> [What is required]:
Transcribe each record below word for word.

===============

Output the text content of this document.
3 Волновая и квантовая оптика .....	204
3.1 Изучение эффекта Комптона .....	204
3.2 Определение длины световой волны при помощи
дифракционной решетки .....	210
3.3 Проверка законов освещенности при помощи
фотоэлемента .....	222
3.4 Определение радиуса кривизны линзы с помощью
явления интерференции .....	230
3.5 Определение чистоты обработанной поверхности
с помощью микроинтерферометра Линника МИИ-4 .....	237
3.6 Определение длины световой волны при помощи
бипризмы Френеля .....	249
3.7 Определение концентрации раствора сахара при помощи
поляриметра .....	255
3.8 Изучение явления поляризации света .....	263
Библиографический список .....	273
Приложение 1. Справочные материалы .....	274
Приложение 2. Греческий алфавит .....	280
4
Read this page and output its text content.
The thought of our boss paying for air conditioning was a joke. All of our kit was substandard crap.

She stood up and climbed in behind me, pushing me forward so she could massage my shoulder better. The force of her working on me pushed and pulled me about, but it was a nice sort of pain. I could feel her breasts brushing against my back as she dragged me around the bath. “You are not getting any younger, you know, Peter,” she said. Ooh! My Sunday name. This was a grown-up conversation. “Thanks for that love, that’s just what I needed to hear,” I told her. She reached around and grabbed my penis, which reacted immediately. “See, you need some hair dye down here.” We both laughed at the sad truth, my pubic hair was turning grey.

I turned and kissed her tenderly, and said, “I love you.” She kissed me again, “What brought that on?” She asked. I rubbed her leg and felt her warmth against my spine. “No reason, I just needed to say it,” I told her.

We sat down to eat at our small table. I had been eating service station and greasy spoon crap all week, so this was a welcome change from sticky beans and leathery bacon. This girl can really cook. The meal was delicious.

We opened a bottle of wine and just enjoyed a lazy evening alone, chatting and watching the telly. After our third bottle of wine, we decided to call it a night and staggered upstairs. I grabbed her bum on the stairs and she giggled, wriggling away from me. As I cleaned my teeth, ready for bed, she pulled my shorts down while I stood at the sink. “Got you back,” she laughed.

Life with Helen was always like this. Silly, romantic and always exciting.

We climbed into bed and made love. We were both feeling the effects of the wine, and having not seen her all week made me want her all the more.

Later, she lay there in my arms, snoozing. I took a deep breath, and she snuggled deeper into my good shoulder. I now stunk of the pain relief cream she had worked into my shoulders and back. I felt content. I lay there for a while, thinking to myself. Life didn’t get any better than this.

===============

> [Solution to this exercise]:
Output the text content of this document.
3 Волновая и квантовая оптика .....	204
3.1 Изучение эффекта Комптона .....	204
3.2 Определение длины световой волны при помощи
дифракционной решетки .....	210
3.3 Проверка законов освещенности при помощи
фотоэлемента .....	222
3.4 Определение радиуса кривизны линзы с помощью
явления интерференции .....	230
3.5 Определение чистоты обработанной поверхности
с помощью микроинтерферометра Линника МИИ-4 .....	237
3.6 Определение длины световой волны при помощи
бипризмы Френеля .....	249
3.7 Определение концентрации раствора сахара при помощи
поляриметра .....	255
3.8 Изучение явления поляризации света .....	263
Библиографический список .....	273
Приложение 1. Справочные материалы .....	274
Приложение 2. Греческий алфавит .....	280
4
Read this page and output its text content.
The thought of our boss paying for air conditioning was a joke. All of our kit was substandard crap.

She stood up and climbed in behind me, pushing me forward so she could massage my shoulder better. The force of her working on me pushed and pulled me about, but it was a nice sort of pain. I could feel her breasts brushing against my back as she dragged me around the bath. “You are not getting any younger, you know, Peter,” she said. Ooh! My Sunday name. This was a grown-up conversation. “Thanks for that love, that’s just what I needed to hear,” I told her. She reached around and grabbed my penis, which reacted immediately. “See, you need some hair dye down here.” We both laughed at the sad truth, my pubic hair was turning grey.

I turned and kissed her tenderly, and said, “I love you.” She kissed me again, “What brought that on?” She asked. I rubbed her leg and felt her warmth against my spine. “No reason, I just needed to say it,” I told her.

We sat down to eat at our small table. I had been eating service station and greasy spoon crap all week, so this was a welcome change from sticky beans and leathery bacon. This girl can really cook. The meal was delicious.

We opened a bottle of wine and just enjoyed a lazy evening alone, chatting and watching the telly. After our third bottle of wine, we decided to call it a night and staggered upstairs. I grabbed her bum on the stairs and she giggled, wriggling away from me. As I cleaned my teeth, ready for bed, she pulled my shorts down while I stood at the sink. “Got you back,” she laughed.

Life with Helen was always like this. Silly, romantic and always exciting.

We climbed into bed and made love. We were both feeling the effects of the wine, and having not seen her all week made me want her all the more.

Later, she lay there in my arms, snoozing. I took a deep breath, and she snuggled deeper into my good shoulder. I now stunk of the pain relief cream she had worked into my shoulders and back. I felt content. I lay there for a while, thinking to myself. Life didn’t get any better than this.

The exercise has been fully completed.